>>
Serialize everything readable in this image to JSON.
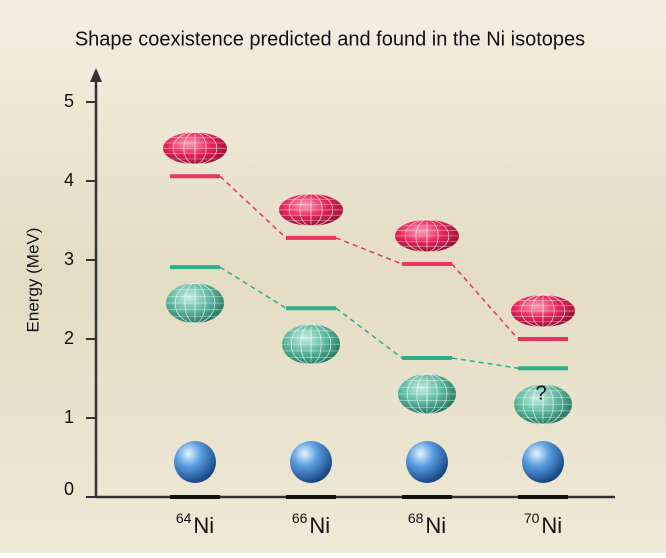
{
  "chart_data": {
    "type": "levels",
    "title": "Shape coexistence predicted and found in the Ni isotopes",
    "y_label": "Energy (MeV)",
    "categories": [
      "64",
      "66",
      "68",
      "70"
    ],
    "element": "Ni",
    "ylim": [
      0,
      5.38
    ],
    "yticks": [
      0,
      1,
      2,
      3,
      4,
      5
    ],
    "series": [
      {
        "color": "#111111",
        "dashed": false,
        "values": [
          0,
          0,
          0,
          0
        ]
      },
      {
        "color": "#2bb08a",
        "dashed": true,
        "values": [
          2.91,
          2.39,
          1.76,
          1.63
        ]
      },
      {
        "color": "#e8355f",
        "dashed": true,
        "values": [
          4.06,
          3.28,
          2.95,
          2.0
        ]
      }
    ],
    "annotation": "?"
  }
}
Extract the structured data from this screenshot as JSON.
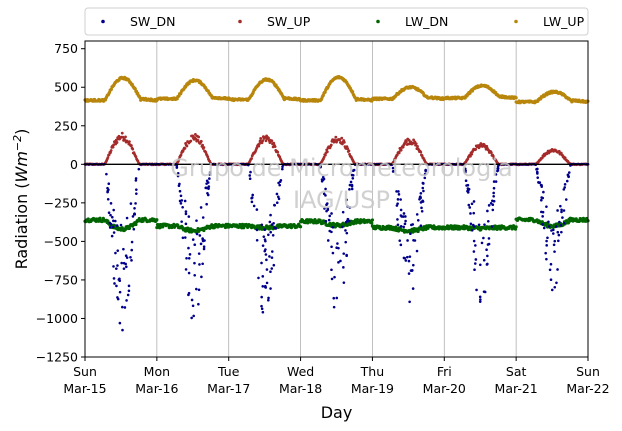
{
  "chart_data": {
    "type": "scatter",
    "xlabel": "Day",
    "ylabel_main": "Radiation (",
    "ylabel_unit": "Wm",
    "ylabel_exp": "−2",
    "ylabel_close": ")",
    "ylim": [
      -1250,
      800
    ],
    "yticks": [
      -1250,
      -1000,
      -750,
      -500,
      -250,
      0,
      250,
      500,
      750
    ],
    "ytick_labels": [
      "−1250",
      "−1000",
      "−750",
      "−500",
      "−250",
      "0",
      "250",
      "500",
      "750"
    ],
    "xlim_days": [
      0,
      7
    ],
    "xticks": [
      {
        "day": 0,
        "weekday": "Sun",
        "date": "Mar-15"
      },
      {
        "day": 1,
        "weekday": "Mon",
        "date": "Mar-16"
      },
      {
        "day": 2,
        "weekday": "Tue",
        "date": "Mar-17"
      },
      {
        "day": 3,
        "weekday": "Wed",
        "date": "Mar-18"
      },
      {
        "day": 4,
        "weekday": "Thu",
        "date": "Mar-19"
      },
      {
        "day": 5,
        "weekday": "Fri",
        "date": "Mar-20"
      },
      {
        "day": 6,
        "weekday": "Sat",
        "date": "Mar-21"
      },
      {
        "day": 7,
        "weekday": "Sun",
        "date": "Mar-22"
      }
    ],
    "grid": "vertical",
    "legend_placement": "top, outside plot",
    "watermark": [
      "Grupo de Micrometeorologia",
      "IAG/USP"
    ],
    "series": [
      {
        "name": "SW_DN",
        "color": "#00008b",
        "style": "scattered dots"
      },
      {
        "name": "SW_UP",
        "color": "#a52a2a",
        "style": "dense dots"
      },
      {
        "name": "LW_DN",
        "color": "#006400",
        "style": "dense dots"
      },
      {
        "name": "LW_UP",
        "color": "#b8860b",
        "style": "dense dots"
      }
    ],
    "daily_peaks": {
      "sw_dn_min": [
        -1080,
        -1040,
        -1040,
        -1000,
        -960,
        -920,
        -830
      ],
      "sw_up_max": [
        195,
        190,
        185,
        180,
        165,
        130,
        100
      ],
      "lw_up_max": [
        560,
        545,
        550,
        565,
        500,
        510,
        470
      ],
      "lw_up_night": [
        415,
        425,
        420,
        415,
        425,
        430,
        405
      ],
      "lw_dn_day": [
        -420,
        -430,
        -410,
        -395,
        -430,
        -415,
        -400
      ],
      "lw_dn_night": [
        -360,
        -400,
        -400,
        -370,
        -410,
        -410,
        -360
      ]
    }
  }
}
<<
Will you set down the records word for word while leaving out every picture?

→ **ANSWER IN FULL**:
Serialize everything readable in this image to JSON.
{
  "chart_data": {
    "type": "levels",
    "title": "Shape coexistence predicted and found in the Ni isotopes",
    "y_label": "Energy (MeV)",
    "categories": [
      "64",
      "66",
      "68",
      "70"
    ],
    "element": "Ni",
    "ylim": [
      0,
      5.38
    ],
    "yticks": [
      0,
      1,
      2,
      3,
      4,
      5
    ],
    "series": [
      {
        "color": "#111111",
        "dashed": false,
        "values": [
          0,
          0,
          0,
          0
        ]
      },
      {
        "color": "#2bb08a",
        "dashed": true,
        "values": [
          2.91,
          2.39,
          1.76,
          1.63
        ]
      },
      {
        "color": "#e8355f",
        "dashed": true,
        "values": [
          4.06,
          3.28,
          2.95,
          2.0
        ]
      }
    ],
    "annotation": "?"
  }
}
Extract the structured data from this screenshot as JSON.
{
  "chart_data": {
    "type": "scatter",
    "xlabel": "Day",
    "ylabel_main": "Radiation (",
    "ylabel_unit": "Wm",
    "ylabel_exp": "−2",
    "ylabel_close": ")",
    "ylim": [
      -1250,
      800
    ],
    "yticks": [
      -1250,
      -1000,
      -750,
      -500,
      -250,
      0,
      250,
      500,
      750
    ],
    "ytick_labels": [
      "−1250",
      "−1000",
      "−750",
      "−500",
      "−250",
      "0",
      "250",
      "500",
      "750"
    ],
    "xlim_days": [
      0,
      7
    ],
    "xticks": [
      {
        "day": 0,
        "weekday": "Sun",
        "date": "Mar-15"
      },
      {
        "day": 1,
        "weekday": "Mon",
        "date": "Mar-16"
      },
      {
        "day": 2,
        "weekday": "Tue",
        "date": "Mar-17"
      },
      {
        "day": 3,
        "weekday": "Wed",
        "date": "Mar-18"
      },
      {
        "day": 4,
        "weekday": "Thu",
        "date": "Mar-19"
      },
      {
        "day": 5,
        "weekday": "Fri",
        "date": "Mar-20"
      },
      {
        "day": 6,
        "weekday": "Sat",
        "date": "Mar-21"
      },
      {
        "day": 7,
        "weekday": "Sun",
        "date": "Mar-22"
      }
    ],
    "grid": "vertical",
    "legend_placement": "top, outside plot",
    "watermark": [
      "Grupo de Micrometeorologia",
      "IAG/USP"
    ],
    "series": [
      {
        "name": "SW_DN",
        "color": "#00008b",
        "style": "scattered dots"
      },
      {
        "name": "SW_UP",
        "color": "#a52a2a",
        "style": "dense dots"
      },
      {
        "name": "LW_DN",
        "color": "#006400",
        "style": "dense dots"
      },
      {
        "name": "LW_UP",
        "color": "#b8860b",
        "style": "dense dots"
      }
    ],
    "daily_peaks": {
      "sw_dn_min": [
        -1080,
        -1040,
        -1040,
        -1000,
        -960,
        -920,
        -830
      ],
      "sw_up_max": [
        195,
        190,
        185,
        180,
        165,
        130,
        100
      ],
      "lw_up_max": [
        560,
        545,
        550,
        565,
        500,
        510,
        470
      ],
      "lw_up_night": [
        415,
        425,
        420,
        415,
        425,
        430,
        405
      ],
      "lw_dn_day": [
        -420,
        -430,
        -410,
        -395,
        -430,
        -415,
        -400
      ],
      "lw_dn_night": [
        -360,
        -400,
        -400,
        -370,
        -410,
        -410,
        -360
      ]
    }
  }
}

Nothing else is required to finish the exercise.